Text:
..........

When a large intestinal tumor forces Ernesto's father first into a hospital and then a convalescent home, his mother's dementia and his sister's enmity leave Ernesto responsible for his father's fate. Thus, although Ernesto's own children are no more than passing references in his writing, he is required to come to grips with the archetypal father-son conflict. Despite his father's long history of demeaning him, Ernesto also confronts the preservation of personal dignity in a society seemingly devoid of the concept.
Originally published in 1997 and translated into English for the first time by Andrea G. Labinger, Death as a Side Effect uses dark satire to effectively meld societal and personal tribulations. Although the Spanish edition of the book was selected by the Congreso de la Lengua Española as one of the 100 best Latin American novels published in the last 25 years, its themes and issues are universal. - Tim Gebhart
 
 
Picture an urban dystopia, where disparate gangs of marauders own the streets, armored taxis are the only safe mode of transportation, and lock-down gated communities and 24/7 personal security guards are the norm for a struggling middle class. Bunkered inside their own homes, a citizenry that is both numb and on perpetual red alert watches The Suicide Channel and waits for something bad to happen. Meanwhile, a for-profit government stays afloat by kidnapping elderly people, liquidating them of all their worldly assets, and whisking them away to jail-like convalescent homes, never to see the light of day again.This is Ana María Shua’s Argentina in Death as a Side Effect. Our man in Buenos Aires is Ernesto Kollady: jilted lover, son of a man who hates him. That man also happens to be dying of an intestinal tumor. In this slim, visceral novel, Shua takes the reader deep into Ernesto’s life as he grapples with the responsibility of his father’s fate. It’s a sociopolitical satire, it’s a thoroughly modern (and realistic) dystopia, but above all things – a distillation of what truly cuts through the novel – it’s a love story.
Forgive me for being cynical, but an original, realistic, gut-wrenching love story, completely devoid of sap, is hard to pull off these days. But Shua does it.
We never meet the object of Ernesto’s affection. We know she’s married, and that her long-standing adulterous relationship with Ernesto is over. And we know that it’s her absence that defines Ernesto, not the relationship he had with her. In that way, we don’t really need to know anything more about her.
The novel is essentially an unsent letter to this disappeared lover: Ernesto’s desperate attempt to become real to himself without her. “For many years I lived to tell you what was happening in my life, and my every action or thought was transformed, at the very moment it was happening, into the words I would use to describe it to you.”
Without this relationship, Ernesto is haunted by questions, but not for his lover, for himself: “What did your absence demolish, what did it leave still standing among my emotional possibilities?”
I wouldn’t call it obsession, or even longing. I’d called it physics. The pain his lover’s physical absence causes for Ernesto: it is both the frame of his life, and everything inside the frame. He cannot separate himself from it. Even as he goes digging through his dying father’s things, Ernesto is looking for her:
“I searched among the remnants, among the traces of his life, for proof that he, too, was human, inconsequential, weak, proof that he has once had a moment of madness or passion…I was searching for you. Once again, as always, I was searching for something or someone that could have meant to my father what you meant to me: something absurd, unsuitable, a crack. I found nothing. I’m sorry.”

..........

Set of tasks:
**a.** Update a passage of the review, beginning at the words "Forgive me for" and stopping after "Shua does it.", with "cynical" changed to "skeptical".
**b.** Which people does the review name? List each one by the fullest name it gives.

(Dataset records)
..........

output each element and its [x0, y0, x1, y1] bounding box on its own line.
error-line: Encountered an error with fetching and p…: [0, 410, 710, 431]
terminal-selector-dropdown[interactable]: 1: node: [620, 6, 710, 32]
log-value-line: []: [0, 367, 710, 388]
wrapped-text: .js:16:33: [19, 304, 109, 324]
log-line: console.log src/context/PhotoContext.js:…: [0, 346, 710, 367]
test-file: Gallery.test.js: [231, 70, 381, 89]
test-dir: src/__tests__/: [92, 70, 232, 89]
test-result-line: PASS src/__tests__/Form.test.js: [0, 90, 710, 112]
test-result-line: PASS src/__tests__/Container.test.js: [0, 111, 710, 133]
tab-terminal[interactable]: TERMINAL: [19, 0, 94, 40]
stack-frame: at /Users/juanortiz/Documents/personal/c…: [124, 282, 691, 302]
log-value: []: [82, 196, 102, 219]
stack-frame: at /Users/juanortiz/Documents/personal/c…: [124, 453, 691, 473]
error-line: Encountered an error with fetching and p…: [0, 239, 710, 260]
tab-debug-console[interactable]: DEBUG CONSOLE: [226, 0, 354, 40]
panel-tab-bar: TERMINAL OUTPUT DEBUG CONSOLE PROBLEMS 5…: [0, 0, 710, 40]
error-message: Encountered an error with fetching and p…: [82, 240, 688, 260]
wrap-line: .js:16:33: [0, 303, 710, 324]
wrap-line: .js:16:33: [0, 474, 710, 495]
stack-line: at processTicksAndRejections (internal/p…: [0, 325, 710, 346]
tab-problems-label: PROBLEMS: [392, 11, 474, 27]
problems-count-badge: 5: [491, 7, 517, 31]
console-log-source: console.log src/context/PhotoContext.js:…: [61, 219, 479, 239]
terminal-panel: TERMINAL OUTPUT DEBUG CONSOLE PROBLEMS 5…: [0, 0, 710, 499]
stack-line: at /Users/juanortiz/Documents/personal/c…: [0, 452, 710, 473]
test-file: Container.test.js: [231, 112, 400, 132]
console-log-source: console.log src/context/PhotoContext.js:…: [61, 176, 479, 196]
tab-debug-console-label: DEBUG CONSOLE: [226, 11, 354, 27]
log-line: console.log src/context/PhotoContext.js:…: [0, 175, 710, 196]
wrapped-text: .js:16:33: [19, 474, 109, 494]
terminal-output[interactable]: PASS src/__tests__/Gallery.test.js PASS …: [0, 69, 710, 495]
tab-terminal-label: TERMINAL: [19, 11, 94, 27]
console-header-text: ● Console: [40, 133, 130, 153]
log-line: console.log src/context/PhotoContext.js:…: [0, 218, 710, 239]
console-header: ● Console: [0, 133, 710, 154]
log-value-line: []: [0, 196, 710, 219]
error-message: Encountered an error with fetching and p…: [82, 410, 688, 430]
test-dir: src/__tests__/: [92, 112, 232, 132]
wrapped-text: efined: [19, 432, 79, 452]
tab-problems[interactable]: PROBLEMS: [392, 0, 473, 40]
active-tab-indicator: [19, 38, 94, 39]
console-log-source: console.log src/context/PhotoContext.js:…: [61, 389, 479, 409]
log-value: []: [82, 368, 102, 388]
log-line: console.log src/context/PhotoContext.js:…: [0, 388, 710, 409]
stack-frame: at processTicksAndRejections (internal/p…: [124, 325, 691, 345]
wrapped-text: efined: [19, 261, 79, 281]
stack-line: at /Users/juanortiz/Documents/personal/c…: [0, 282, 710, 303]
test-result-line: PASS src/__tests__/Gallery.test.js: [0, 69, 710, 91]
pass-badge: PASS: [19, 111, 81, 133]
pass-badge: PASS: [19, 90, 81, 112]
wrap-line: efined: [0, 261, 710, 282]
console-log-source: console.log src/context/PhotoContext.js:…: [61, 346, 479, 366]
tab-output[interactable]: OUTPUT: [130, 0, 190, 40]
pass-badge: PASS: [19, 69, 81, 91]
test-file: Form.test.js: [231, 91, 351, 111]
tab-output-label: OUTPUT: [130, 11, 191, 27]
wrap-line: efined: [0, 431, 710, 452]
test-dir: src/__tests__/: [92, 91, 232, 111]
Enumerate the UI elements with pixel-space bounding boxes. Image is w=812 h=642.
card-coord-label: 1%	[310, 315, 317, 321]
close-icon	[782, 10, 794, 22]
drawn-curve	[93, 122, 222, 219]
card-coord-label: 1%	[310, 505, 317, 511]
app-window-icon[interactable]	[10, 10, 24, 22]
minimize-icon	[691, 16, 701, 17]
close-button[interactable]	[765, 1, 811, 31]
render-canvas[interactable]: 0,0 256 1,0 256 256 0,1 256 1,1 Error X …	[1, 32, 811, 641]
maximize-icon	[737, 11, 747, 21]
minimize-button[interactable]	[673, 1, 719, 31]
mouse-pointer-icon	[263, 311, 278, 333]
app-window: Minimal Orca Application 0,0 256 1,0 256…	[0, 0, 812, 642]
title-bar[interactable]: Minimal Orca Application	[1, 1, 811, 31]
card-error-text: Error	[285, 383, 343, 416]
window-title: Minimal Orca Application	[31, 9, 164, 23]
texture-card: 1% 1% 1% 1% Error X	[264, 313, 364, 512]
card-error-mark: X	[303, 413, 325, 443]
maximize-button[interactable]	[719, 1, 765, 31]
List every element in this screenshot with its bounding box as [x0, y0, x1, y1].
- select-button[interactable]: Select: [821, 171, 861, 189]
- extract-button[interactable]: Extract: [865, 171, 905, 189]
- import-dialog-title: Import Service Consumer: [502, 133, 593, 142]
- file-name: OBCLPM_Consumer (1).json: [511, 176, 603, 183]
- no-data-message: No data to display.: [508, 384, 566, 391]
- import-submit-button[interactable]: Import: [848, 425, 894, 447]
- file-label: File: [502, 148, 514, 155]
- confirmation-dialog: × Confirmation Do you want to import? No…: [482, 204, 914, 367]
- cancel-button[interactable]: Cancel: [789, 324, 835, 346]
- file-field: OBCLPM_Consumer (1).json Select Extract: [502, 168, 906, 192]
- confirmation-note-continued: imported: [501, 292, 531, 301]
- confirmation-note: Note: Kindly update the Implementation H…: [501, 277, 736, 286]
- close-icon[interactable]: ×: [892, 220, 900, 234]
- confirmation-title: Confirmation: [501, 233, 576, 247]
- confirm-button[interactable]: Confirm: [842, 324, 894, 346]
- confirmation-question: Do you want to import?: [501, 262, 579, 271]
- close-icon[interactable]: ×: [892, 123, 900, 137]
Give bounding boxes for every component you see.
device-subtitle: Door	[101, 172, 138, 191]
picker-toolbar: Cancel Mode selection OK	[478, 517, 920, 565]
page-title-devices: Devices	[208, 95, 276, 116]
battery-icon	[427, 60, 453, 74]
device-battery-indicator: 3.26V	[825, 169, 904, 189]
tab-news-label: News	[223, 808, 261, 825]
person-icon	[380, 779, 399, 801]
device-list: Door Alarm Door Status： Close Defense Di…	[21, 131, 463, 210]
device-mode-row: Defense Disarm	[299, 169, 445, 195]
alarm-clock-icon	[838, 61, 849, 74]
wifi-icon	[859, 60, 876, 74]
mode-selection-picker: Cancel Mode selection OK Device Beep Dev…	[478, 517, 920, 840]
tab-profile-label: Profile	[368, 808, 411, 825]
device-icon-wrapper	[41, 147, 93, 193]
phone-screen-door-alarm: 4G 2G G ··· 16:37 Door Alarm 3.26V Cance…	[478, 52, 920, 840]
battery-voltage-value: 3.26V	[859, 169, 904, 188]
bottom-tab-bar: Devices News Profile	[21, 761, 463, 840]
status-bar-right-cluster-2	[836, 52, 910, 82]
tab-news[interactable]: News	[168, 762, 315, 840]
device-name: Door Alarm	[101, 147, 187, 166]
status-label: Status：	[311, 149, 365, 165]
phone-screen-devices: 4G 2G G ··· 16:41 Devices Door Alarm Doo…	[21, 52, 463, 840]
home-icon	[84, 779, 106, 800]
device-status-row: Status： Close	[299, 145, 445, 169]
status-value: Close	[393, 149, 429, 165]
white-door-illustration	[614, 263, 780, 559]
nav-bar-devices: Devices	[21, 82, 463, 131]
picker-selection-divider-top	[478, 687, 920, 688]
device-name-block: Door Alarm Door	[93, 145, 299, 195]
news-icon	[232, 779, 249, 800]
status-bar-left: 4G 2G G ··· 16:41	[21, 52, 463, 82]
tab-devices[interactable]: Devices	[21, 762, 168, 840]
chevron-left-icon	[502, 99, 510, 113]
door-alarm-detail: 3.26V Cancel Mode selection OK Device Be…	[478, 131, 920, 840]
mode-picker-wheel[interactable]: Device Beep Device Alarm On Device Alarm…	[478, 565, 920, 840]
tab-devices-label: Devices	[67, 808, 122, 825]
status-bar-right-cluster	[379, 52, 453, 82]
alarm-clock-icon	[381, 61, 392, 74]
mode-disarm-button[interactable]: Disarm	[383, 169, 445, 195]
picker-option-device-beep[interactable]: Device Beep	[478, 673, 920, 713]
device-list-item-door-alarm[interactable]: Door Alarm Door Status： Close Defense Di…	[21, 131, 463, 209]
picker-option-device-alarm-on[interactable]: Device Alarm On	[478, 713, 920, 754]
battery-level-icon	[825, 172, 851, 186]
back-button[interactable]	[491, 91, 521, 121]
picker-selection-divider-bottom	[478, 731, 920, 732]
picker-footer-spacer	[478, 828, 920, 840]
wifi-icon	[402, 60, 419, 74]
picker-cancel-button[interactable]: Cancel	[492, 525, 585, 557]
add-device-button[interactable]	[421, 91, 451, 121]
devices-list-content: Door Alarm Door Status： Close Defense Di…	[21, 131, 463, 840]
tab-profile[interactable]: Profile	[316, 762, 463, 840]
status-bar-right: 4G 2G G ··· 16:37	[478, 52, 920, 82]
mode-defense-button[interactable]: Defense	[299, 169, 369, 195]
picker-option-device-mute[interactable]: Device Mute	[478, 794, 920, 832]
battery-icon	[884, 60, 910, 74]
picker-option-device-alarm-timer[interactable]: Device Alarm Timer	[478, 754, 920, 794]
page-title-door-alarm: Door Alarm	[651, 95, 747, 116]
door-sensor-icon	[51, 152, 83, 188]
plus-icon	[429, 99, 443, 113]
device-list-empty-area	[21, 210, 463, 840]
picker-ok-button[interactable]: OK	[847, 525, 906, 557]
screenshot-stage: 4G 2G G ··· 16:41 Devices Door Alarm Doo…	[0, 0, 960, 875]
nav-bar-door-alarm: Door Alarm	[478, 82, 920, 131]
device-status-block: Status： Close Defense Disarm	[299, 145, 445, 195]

..........

Results in order:
**a.**
Forgive me for being skeptical, but an original, realistic, gut-wrenching love story, completely devoid of sap, is hard to pull off these days. But Shua does it.

**b.**
- Ernesto Kollady
- Andrea G. Labinger
- Tim Gebhart
- Ana María Shua